Rostislav Grigorchuk

Rostislav Ivanovich Grigorchuk (Russian: Ростисла́в Ива́нович Григорчу́к; b. February 23, 1953) is a Soviet and Russian mathematician working in the area of group theory. He holds the rank of Distinguished Professor in the Mathematics Department of Texas A&M University. Grigorchuk is particularly well known for having constructed, in a 1984 paper,[1] the first example of a finitely generated group of intermediate growth, thus answering an important problem posed by John Milnor in 1968. This group is now known as the Grigorchuk group[2][3][4][5][6] and it is one of the important objects studied in geometric group theory, particularly in the study of branch groups, automata groups and iterated monodromy groups.

Rostislav Ivanovich Grigorchuk
Rostislav Grigorchuk (left)
Born (1953-02-23) February 23, 1953
Mukhavets, Ternopil Oblast, Ukrainian SSR (present day Ukraine)
NationalityRussia
Alma materMoscow State University
Known forresearch in geometric group theory, discovering the Grigorchuk group
AwardsLeroy P. Steele Prize (2015)
Scientific career
FieldsMathematics
InstitutionsTexas A&M University

Biographical data

Grigorchuk was born on February 23, 1953 in Ternopil Oblast, now Ukraine (in 1953 part of the USSR).[7] He received his undergraduate degree in 1975 from Moscow State University. He obtained a PhD (Candidate of Science) in Mathematics in 1978, also from Moscow State University, where his thesis advisor was Anatoly M. Stepin. Grigorchuk received a habilitation (Doctor of Science) degree in Mathematics in 1985 at the Steklov Institute of Mathematics in Moscow.[7] During the 1980s and 1990s, Rostislav Grigorchuk held positions at the Moscow State University of Transportation, and subsequently at the Steklov Institute of Mathematics and Moscow State University.[7] In 2002 Grigorchuk joined the faculty of Texas A&M University as a Professor of Mathematics, and he was promoted to the rank of Distinguished Professor in 2008.[8]

Rostislav Grigorchuk gave an invited address at the 1990 International Congress of Mathematicians in Kyoto[9] an AMS Invited Address at the March 2004 meeting of the American Mathematical Society in Athens, Ohio[10] and a plenary talk at the 2004 Winter Meeting of the Canadian Mathematical Society.[11]

Grigorchuk is the Editor-in-Chief of the journal "Groups, Geometry and Dynamics",[12] published by the European Mathematical Society, and a member of the editorial boards of the journals "International Journal of Algebra and Computation",[13] "Journal of Modern Dynamics",[14] "Geometriae Dedicata",[15] "Algebra and Discrete Mathematics",[16] "Bulletin of Chernivtsi University" and "Matematychni Studii".

◆ ◆ ◆

# TO BE DONE
1) List every journal named in the text on Rostislav Grigorchuk.
2) From the text on Rostislav Grigorchuk, return the passage between "Rostislav Ivanovich Grigorchuk (Russian: Ростисла́в" and "iterated monodromy groups.", inclusive.

# INFORMATION SUPPLIED
◆ ◆ ◆

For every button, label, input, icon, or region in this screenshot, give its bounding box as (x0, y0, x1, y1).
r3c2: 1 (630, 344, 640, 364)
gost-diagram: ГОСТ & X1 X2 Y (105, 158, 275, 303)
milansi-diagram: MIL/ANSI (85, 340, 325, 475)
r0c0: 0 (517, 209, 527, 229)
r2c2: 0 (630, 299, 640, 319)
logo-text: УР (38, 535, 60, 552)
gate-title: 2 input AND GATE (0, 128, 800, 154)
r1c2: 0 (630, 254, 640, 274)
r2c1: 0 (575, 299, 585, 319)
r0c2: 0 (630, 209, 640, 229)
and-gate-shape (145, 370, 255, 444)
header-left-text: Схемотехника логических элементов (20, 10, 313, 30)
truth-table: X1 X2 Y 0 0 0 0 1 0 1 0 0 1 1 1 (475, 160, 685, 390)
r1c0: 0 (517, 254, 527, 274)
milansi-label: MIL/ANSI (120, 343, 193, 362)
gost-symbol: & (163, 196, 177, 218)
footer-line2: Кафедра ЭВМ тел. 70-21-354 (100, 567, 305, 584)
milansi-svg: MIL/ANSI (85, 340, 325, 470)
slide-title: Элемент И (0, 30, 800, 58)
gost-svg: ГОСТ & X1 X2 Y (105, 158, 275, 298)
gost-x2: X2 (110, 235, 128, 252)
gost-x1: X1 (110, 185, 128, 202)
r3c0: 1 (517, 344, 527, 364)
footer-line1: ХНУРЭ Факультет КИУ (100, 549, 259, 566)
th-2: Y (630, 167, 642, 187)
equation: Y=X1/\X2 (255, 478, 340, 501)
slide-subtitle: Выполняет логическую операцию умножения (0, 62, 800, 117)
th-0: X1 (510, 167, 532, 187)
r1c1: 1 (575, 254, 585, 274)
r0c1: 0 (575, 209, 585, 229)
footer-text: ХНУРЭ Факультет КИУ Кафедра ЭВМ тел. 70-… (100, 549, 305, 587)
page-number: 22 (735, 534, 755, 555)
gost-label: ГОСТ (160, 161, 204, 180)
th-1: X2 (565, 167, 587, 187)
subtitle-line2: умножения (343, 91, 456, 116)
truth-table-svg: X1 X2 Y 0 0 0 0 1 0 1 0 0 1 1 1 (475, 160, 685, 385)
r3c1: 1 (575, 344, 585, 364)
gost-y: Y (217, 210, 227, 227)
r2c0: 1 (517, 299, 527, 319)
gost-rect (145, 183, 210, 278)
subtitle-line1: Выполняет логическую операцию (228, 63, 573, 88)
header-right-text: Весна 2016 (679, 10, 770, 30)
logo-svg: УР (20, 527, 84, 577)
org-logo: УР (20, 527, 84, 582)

◆ ◆ ◆

# EXERCISE ANSWERS
1)
- Groups, Geometry and Dynamics
- International Journal of Algebra and Computation
- Journal of Modern Dynamics
- Geometriae Dedicata
- Algebra and Discrete Mathematics
- Bulletin of Chernivtsi University
- Matematychni Studii

2)
Rostislav Ivanovich Grigorchuk (Russian: Ростисла́в Ива́нович Григорчу́к; b. February 23, 1953) is a Soviet and Russian mathematician working in the area of group theory. He holds the rank of Distinguished Professor in the Mathematics Department of Texas A&M University. Grigorchuk is particularly well known for having constructed, in a 1984 paper,[1] the first example of a finitely generated group of intermediate growth, thus answering an important problem posed by John Milnor in 1968. This group is now known as the Grigorchuk group[2][3][4][5][6] and it is one of the important objects studied in geometric group theory, particularly in the study of branch groups, automata groups and iterated monodromy groups.